- **Task to complete**
Reproduce the lines below, swapping "legend-swatch" for "legend-marker" wherever it occurs and leaving everything else as is. Omit the picture from your output.

(Visual layout annotation data)
* * * *

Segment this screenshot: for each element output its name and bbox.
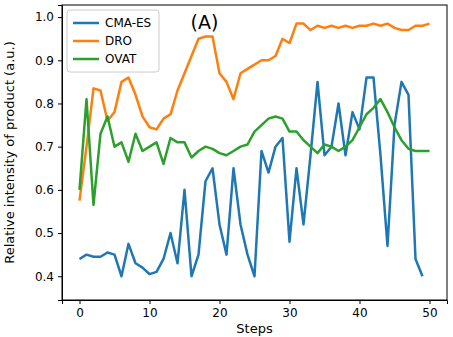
tick-mark <box>150 300 151 304</box>
tick-label: 50 <box>422 306 437 320</box>
series-line <box>80 78 423 277</box>
tick-mark <box>58 233 62 234</box>
tick-label: 0.9 <box>35 54 54 68</box>
tick: 0.8 <box>35 97 62 111</box>
tick-mark <box>58 103 62 104</box>
tick-label: 20 <box>212 306 227 320</box>
tick-label: 0.8 <box>35 97 54 111</box>
y-axis-title: Relative intensity of product (a.u.) <box>2 41 17 263</box>
tick-label: 30 <box>282 306 297 320</box>
tick-mark <box>360 300 361 304</box>
legend-box <box>67 10 159 72</box>
tick-mark <box>290 300 291 304</box>
tick-mark <box>220 300 221 304</box>
tick-label: 10 <box>142 306 157 320</box>
tick-mark <box>58 276 62 277</box>
tick-label: 0.6 <box>35 183 54 197</box>
y-axis: 0.4 0.5 0.6 0.7 0.8 0.9 1.0 <box>35 6 63 301</box>
tick: 20 <box>212 300 227 320</box>
chart-container: 0 10 20 30 40 50 0.4 0.5 0.6 0.7 0.8 0.9 1.0 CMA-ES DR… <box>0 0 453 337</box>
tick: 50 <box>422 300 437 320</box>
tick: 0.5 <box>35 226 62 240</box>
legend-label: CMA-ES <box>105 16 151 30</box>
tick: 1.0 <box>35 10 62 24</box>
tick-mark <box>58 17 62 18</box>
x-axis-title: Steps <box>236 321 273 336</box>
annotation: (A) <box>191 11 219 33</box>
tick: 0.7 <box>35 140 62 154</box>
tick: 0.4 <box>35 270 62 284</box>
tick-label: 40 <box>352 306 367 320</box>
axis-line <box>58 6 63 301</box>
tick-mark <box>58 190 62 191</box>
tick-label: 0.7 <box>35 140 54 154</box>
legend-label: DRO <box>105 34 132 48</box>
legend-swatch <box>73 58 99 61</box>
tick: 0.6 <box>35 183 62 197</box>
legend: CMA-ES DRO OVAT <box>67 10 159 72</box>
legend-label: OVAT <box>105 52 137 66</box>
tick: 10 <box>142 300 157 320</box>
plot-area: 0 10 20 30 40 50 0.4 0.5 0.6 0.7 0.8 0.9 1.0 CMA-ES DR… <box>35 5 448 320</box>
tick: 30 <box>282 300 297 320</box>
tick: 40 <box>352 300 367 320</box>
tick: 0.9 <box>35 54 62 68</box>
tick-label: 1.0 <box>35 10 54 24</box>
tick-label: 0.4 <box>35 270 54 284</box>
legend-swatch <box>73 40 99 43</box>
tick-mark <box>430 300 431 304</box>
chart-svg: 0 10 20 30 40 50 0.4 0.5 0.6 0.7 0.8 0.9 1.0 CMA-ES DR… <box>0 0 453 337</box>
series-line <box>80 99 430 205</box>
x-axis: 0 10 20 30 40 50 <box>63 300 448 320</box>
axis-line <box>63 301 448 305</box>
tick: 0 <box>76 300 84 320</box>
plot-frame <box>62 5 447 300</box>
tick-label: 0 <box>76 306 84 320</box>
tick-mark <box>58 60 62 61</box>
series-group <box>80 24 430 277</box>
tick-label: 0.5 <box>35 226 54 240</box>
tick-mark <box>80 300 81 304</box>
legend-swatch <box>73 22 99 25</box>
tick-mark <box>58 147 62 148</box>
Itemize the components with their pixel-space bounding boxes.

* * * *

- **Response for this exercise**
Segment this screenshot: for each element output its name and bbox.
tick-mark <box>150 300 151 304</box>
tick-label: 50 <box>422 306 437 320</box>
series-line <box>80 78 423 277</box>
tick-mark <box>58 233 62 234</box>
tick-label: 0.9 <box>35 54 54 68</box>
tick: 0.8 <box>35 97 62 111</box>
tick-mark <box>58 103 62 104</box>
tick-label: 20 <box>212 306 227 320</box>
tick-label: 0.8 <box>35 97 54 111</box>
y-axis-title: Relative intensity of product (a.u.) <box>2 41 17 263</box>
tick-label: 30 <box>282 306 297 320</box>
tick-mark <box>360 300 361 304</box>
legend-box <box>67 10 159 72</box>
tick-mark <box>290 300 291 304</box>
tick-mark <box>220 300 221 304</box>
tick-label: 10 <box>142 306 157 320</box>
tick-mark <box>58 276 62 277</box>
tick-label: 0.6 <box>35 183 54 197</box>
y-axis: 0.4 0.5 0.6 0.7 0.8 0.9 1.0 <box>35 6 63 301</box>
tick: 20 <box>212 300 227 320</box>
chart-container: 0 10 20 30 40 50 0.4 0.5 0.6 0.7 0.8 0.9 1.0 CMA-ES DR… <box>0 0 453 337</box>
tick: 50 <box>422 300 437 320</box>
tick: 0.5 <box>35 226 62 240</box>
legend-label: CMA-ES <box>105 16 151 30</box>
tick: 1.0 <box>35 10 62 24</box>
tick-mark <box>58 17 62 18</box>
x-axis-title: Steps <box>236 321 273 336</box>
annotation: (A) <box>191 11 219 33</box>
tick: 0.7 <box>35 140 62 154</box>
tick: 0.4 <box>35 270 62 284</box>
tick-label: 40 <box>352 306 367 320</box>
axis-line <box>58 6 63 301</box>
tick-mark <box>58 190 62 191</box>
tick-label: 0.7 <box>35 140 54 154</box>
legend-label: DRO <box>105 34 132 48</box>
legend-marker <box>73 58 99 61</box>
tick: 0.6 <box>35 183 62 197</box>
legend: CMA-ES DRO OVAT <box>67 10 159 72</box>
legend-label: OVAT <box>105 52 137 66</box>
tick: 10 <box>142 300 157 320</box>
plot-area: 0 10 20 30 40 50 0.4 0.5 0.6 0.7 0.8 0.9 1.0 CMA-ES DR… <box>35 5 448 320</box>
tick: 30 <box>282 300 297 320</box>
tick: 40 <box>352 300 367 320</box>
tick: 0.9 <box>35 54 62 68</box>
tick-label: 1.0 <box>35 10 54 24</box>
tick-label: 0.4 <box>35 270 54 284</box>
legend-marker <box>73 40 99 43</box>
tick-mark <box>430 300 431 304</box>
chart-svg: 0 10 20 30 40 50 0.4 0.5 0.6 0.7 0.8 0.9 1.0 CMA-ES DR… <box>0 0 453 337</box>
series-line <box>80 99 430 205</box>
x-axis: 0 10 20 30 40 50 <box>63 300 448 320</box>
axis-line <box>63 301 448 305</box>
tick: 0 <box>76 300 84 320</box>
plot-frame <box>62 5 447 300</box>
tick-label: 0 <box>76 306 84 320</box>
tick-mark <box>58 60 62 61</box>
series-group <box>80 24 430 277</box>
tick-label: 0.5 <box>35 226 54 240</box>
tick-mark <box>80 300 81 304</box>
legend-marker <box>73 22 99 25</box>
tick-mark <box>58 147 62 148</box>
Itemize the components with their pixel-space bounding boxes.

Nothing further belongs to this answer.